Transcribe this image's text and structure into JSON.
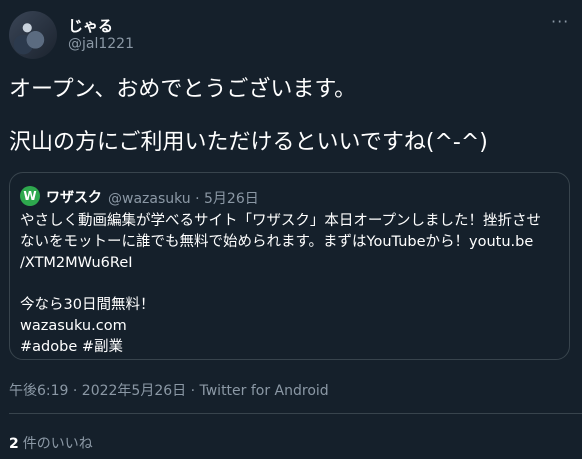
{
  "author": {
    "name": "じゃる",
    "handle": "@jal1221"
  },
  "tweet": {
    "line1": "オープン、おめでとうございます。",
    "line2": "沢山の方にご利用いただけるといいですね(^-^)"
  },
  "quote": {
    "logo_letter": "W",
    "name": "ワザスク",
    "meta": "@wazasuku · 5月26日",
    "line1": "やさしく動画編集が学べるサイト「ワザスク」本日オープンしました！挫折させ",
    "line2": "ないをモットーに誰でも無料で始められます。まずはYouTubeから！youtu.be",
    "line3": "/XTM2MWu6ReI",
    "line4": "今なら30日間無料！",
    "line5": "wazasuku.com",
    "line6": "#adobe  #副業"
  },
  "timestamp": "午後6:19 · 2022年5月26日 · Twitter for Android",
  "likes": {
    "count": "2",
    "label": "件のいいね"
  },
  "icons": {
    "more": "more-options-icon",
    "logo": "wazasuku-logo-icon"
  },
  "colors": {
    "background": "#15202b",
    "muted": "#8b98a5",
    "border": "#38444d",
    "logo": "#2ea84e"
  }
}
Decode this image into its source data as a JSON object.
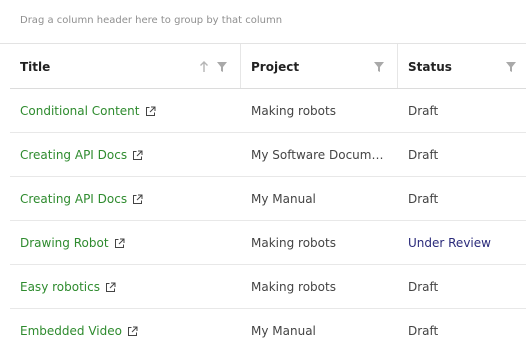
{
  "group_panel": {
    "hint": "Drag a column header here to group by that column"
  },
  "columns": [
    {
      "label": "Title",
      "sorted": "ascending",
      "filter_icon": "filter-icon",
      "sort_icon": "arrow-up-icon"
    },
    {
      "label": "Project",
      "filter_icon": "filter-icon"
    },
    {
      "label": "Status",
      "filter_icon": "filter-icon"
    }
  ],
  "rows": [
    {
      "title": "Conditional Content",
      "project": "Making robots",
      "status": "Draft"
    },
    {
      "title": "Creating API Docs",
      "project": "My Software Documentation",
      "status": "Draft"
    },
    {
      "title": "Creating API Docs",
      "project": "My Manual",
      "status": "Draft"
    },
    {
      "title": "Drawing Robot",
      "project": "Making robots",
      "status": "Under Review"
    },
    {
      "title": "Easy robotics",
      "project": "Making robots",
      "status": "Draft"
    },
    {
      "title": "Embedded Video",
      "project": "My Manual",
      "status": "Draft"
    }
  ],
  "colors": {
    "title_link": "#2e8b2e",
    "status_under_review": "#2a2a7a",
    "status_default": "#444444"
  },
  "icons": {
    "external_link": "external-link-icon"
  }
}
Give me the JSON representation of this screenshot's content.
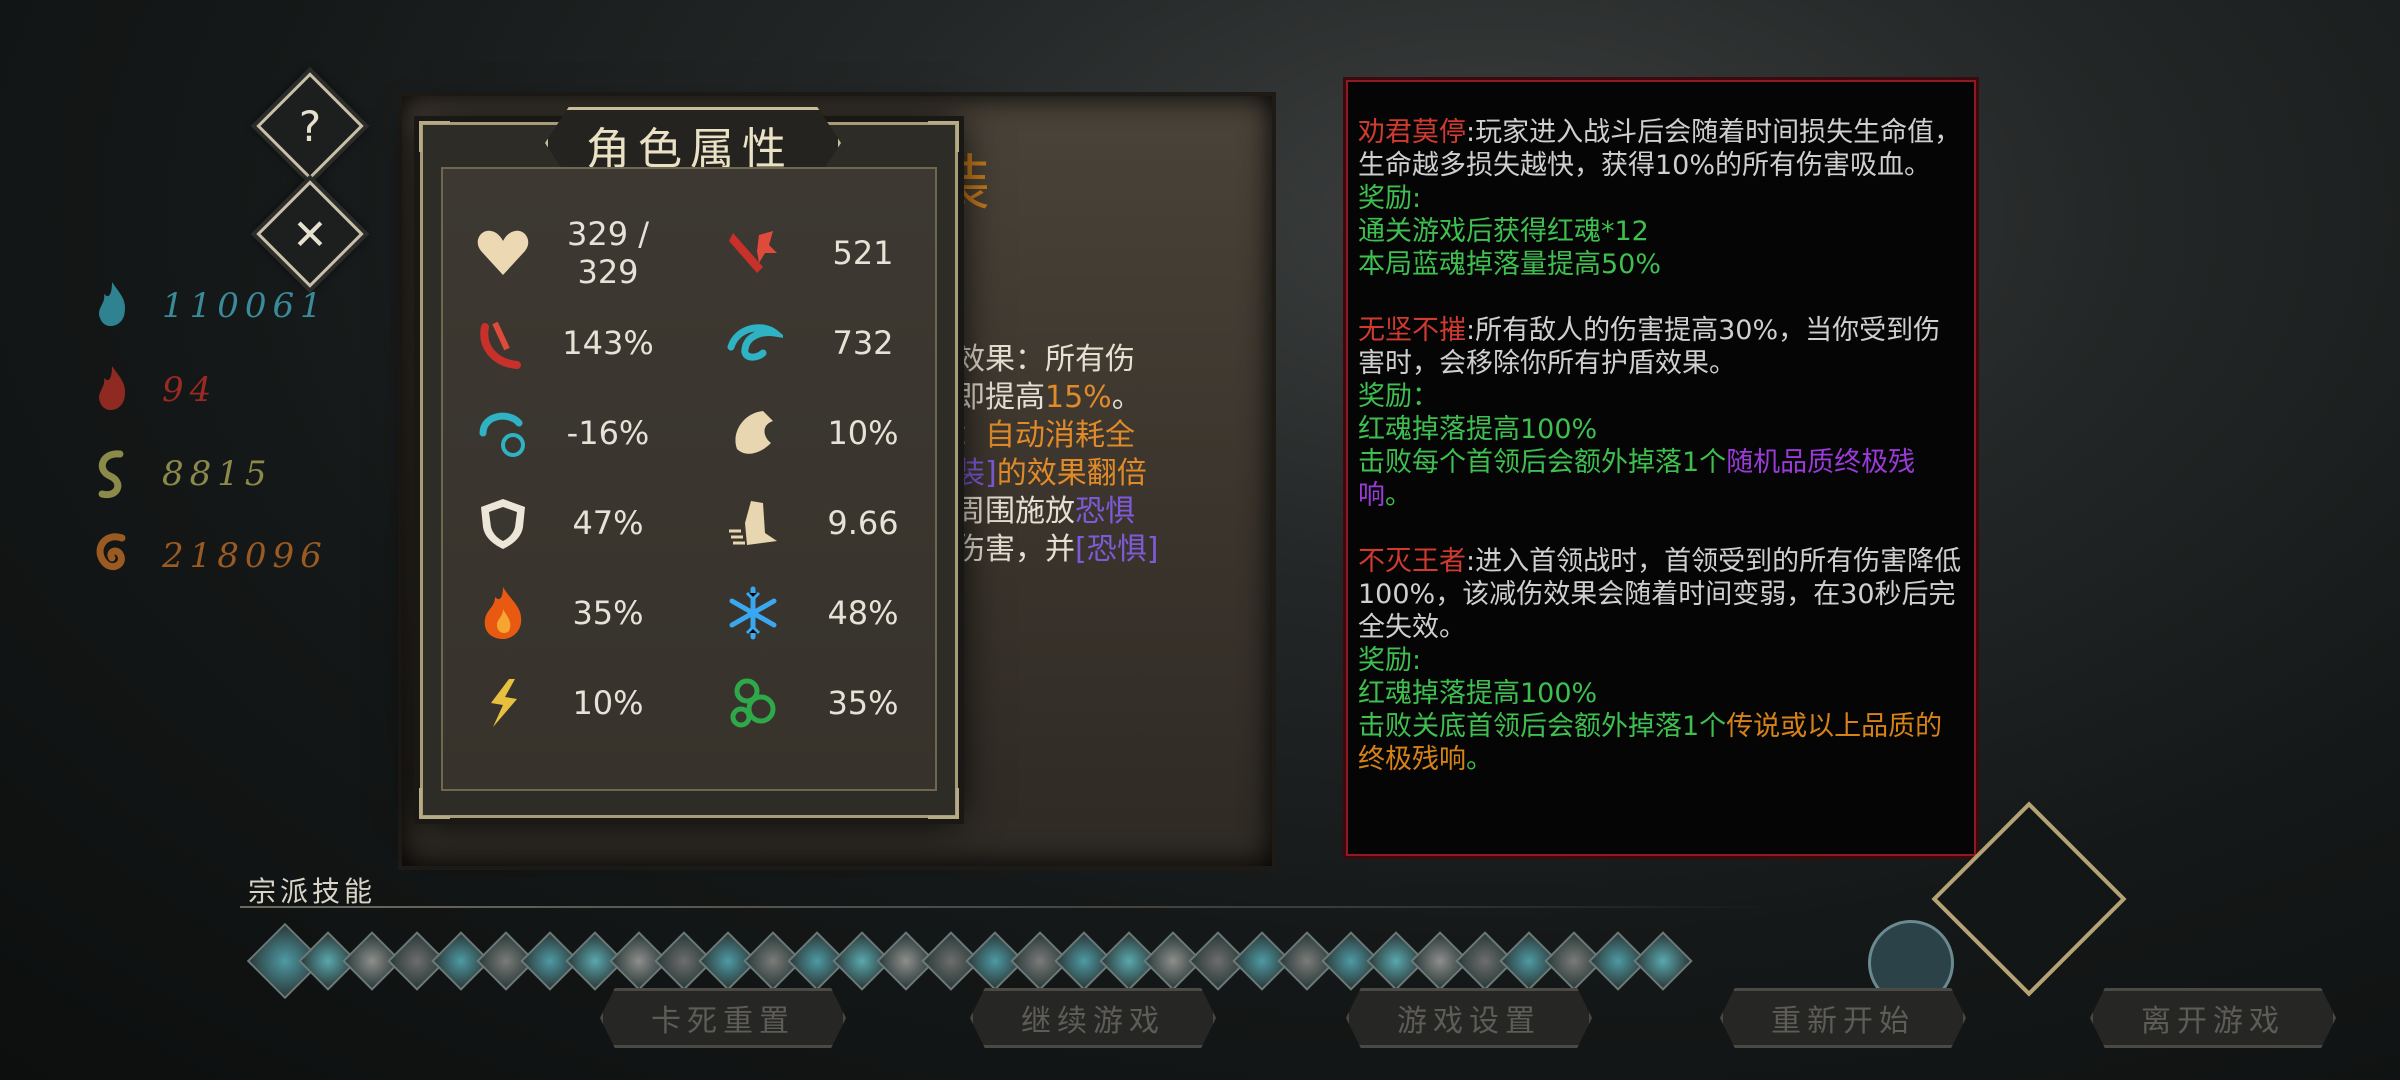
{
  "buttons": {
    "help": "?",
    "close": "✕"
  },
  "resources": [
    {
      "icon": "blue-soul-icon",
      "value": "110061",
      "color": "#3a8b9a"
    },
    {
      "icon": "red-soul-icon",
      "value": "94",
      "color": "#9a2a22"
    },
    {
      "icon": "green-soul-icon",
      "value": "8815",
      "color": "#8c8a4a"
    },
    {
      "icon": "orange-soul-icon",
      "value": "218096",
      "color": "#9a5a22"
    }
  ],
  "background_panel": {
    "title": "装",
    "lines": [
      {
        "a": "效果：所有伤",
        "b": "",
        "c": ""
      },
      {
        "a": "即提高",
        "b": "15%",
        "c": "。"
      },
      {
        "a": "：自动消耗全",
        "b": "",
        "c": ""
      },
      {
        "a": "装]",
        "b": "的效果翻倍",
        "c": ""
      },
      {
        "a": "周围施放",
        "b": "恐惧",
        "c": ""
      },
      {
        "a": "伤害，并",
        "b": "[恐惧]",
        "c": ""
      }
    ]
  },
  "attributes": {
    "title": "角色属性",
    "rows": [
      [
        {
          "icon": "heart-icon",
          "value": "329 / 329"
        },
        {
          "icon": "attack-icon",
          "value": "521"
        }
      ],
      [
        {
          "icon": "crit-rate-icon",
          "value": "143%"
        },
        {
          "icon": "crit-damage-icon",
          "value": "732"
        }
      ],
      [
        {
          "icon": "cooldown-icon",
          "value": "-16%"
        },
        {
          "icon": "dodge-icon",
          "value": "10%"
        }
      ],
      [
        {
          "icon": "shield-icon",
          "value": "47%"
        },
        {
          "icon": "speed-icon",
          "value": "9.66"
        }
      ],
      [
        {
          "icon": "fire-icon",
          "value": "35%"
        },
        {
          "icon": "frost-icon",
          "value": "48%"
        }
      ],
      [
        {
          "icon": "lightning-icon",
          "value": "10%"
        },
        {
          "icon": "poison-icon",
          "value": "35%"
        }
      ]
    ]
  },
  "info": {
    "entries": [
      {
        "name": "劝君莫停",
        "desc": ":玩家进入战斗后会随着时间损失生命值，生命越多损失越快，获得10%的所有伤害吸血。",
        "reward_label": "奖励:",
        "rewards": [
          [
            {
              "t": "通关游戏后获得红魂*12",
              "c": "green"
            }
          ],
          [
            {
              "t": "本局蓝魂掉落量提高50%",
              "c": "green"
            }
          ]
        ]
      },
      {
        "name": "无坚不摧",
        "desc": ":所有敌人的伤害提高30%，当你受到伤害时，会移除你所有护盾效果。",
        "reward_label": "奖励：",
        "rewards": [
          [
            {
              "t": "红魂掉落提高100%",
              "c": "green"
            }
          ],
          [
            {
              "t": "击败每个首领后会额外掉落1个",
              "c": "green"
            },
            {
              "t": "随机品质终极残响",
              "c": "purple"
            },
            {
              "t": "。",
              "c": "green"
            }
          ]
        ]
      },
      {
        "name": "不灭王者",
        "desc": ":进入首领战时，首领受到的所有伤害降低100%，该减伤效果会随着时间变弱，在30秒后完全失效。",
        "reward_label": "奖励:",
        "rewards": [
          [
            {
              "t": "红魂掉落提高100%",
              "c": "green"
            }
          ],
          [
            {
              "t": "击败关底首领后会额外掉落1个",
              "c": "green"
            },
            {
              "t": "传说或以上品质的终极残响",
              "c": "gold"
            },
            {
              "t": "。",
              "c": "green"
            }
          ]
        ]
      }
    ]
  },
  "skills": {
    "label": "宗派技能",
    "count": 32
  },
  "bottom_menu": [
    {
      "label": "卡死重置"
    },
    {
      "label": "继续游戏"
    },
    {
      "label": "游戏设置"
    },
    {
      "label": "重新开始"
    },
    {
      "label": "离开游戏"
    }
  ]
}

* _TASK STATEMENT_: Give the count of lines holding the word "wazasuku" and nothing more.

* _RESPONSE TO THIS TASK_: 3